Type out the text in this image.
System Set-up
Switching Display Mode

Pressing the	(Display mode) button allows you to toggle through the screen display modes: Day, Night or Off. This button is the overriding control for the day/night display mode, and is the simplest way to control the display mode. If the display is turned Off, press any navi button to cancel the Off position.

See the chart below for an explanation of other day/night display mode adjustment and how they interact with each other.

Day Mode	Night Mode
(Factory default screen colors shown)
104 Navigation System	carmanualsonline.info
****
WORK INSTRUCTIONS:
Write out the entries above word for word.

TASK SOLUTION:
Type out the text in this image.
System Set-up
Switching Display Mode

Pressing the	(Display mode) button allows you to toggle through the screen display modes: Day, Night or Off. This button is the overriding control for the day/night display mode, and is the simplest way to control the display mode. If the display is turned Off, press any navi button to cancel the Off position.

See the chart below for an explanation of other day/night display mode adjustment and how they interact with each other.

Day Mode	Night Mode
(Factory default screen colors shown)
104 Navigation System	carmanualsonline.info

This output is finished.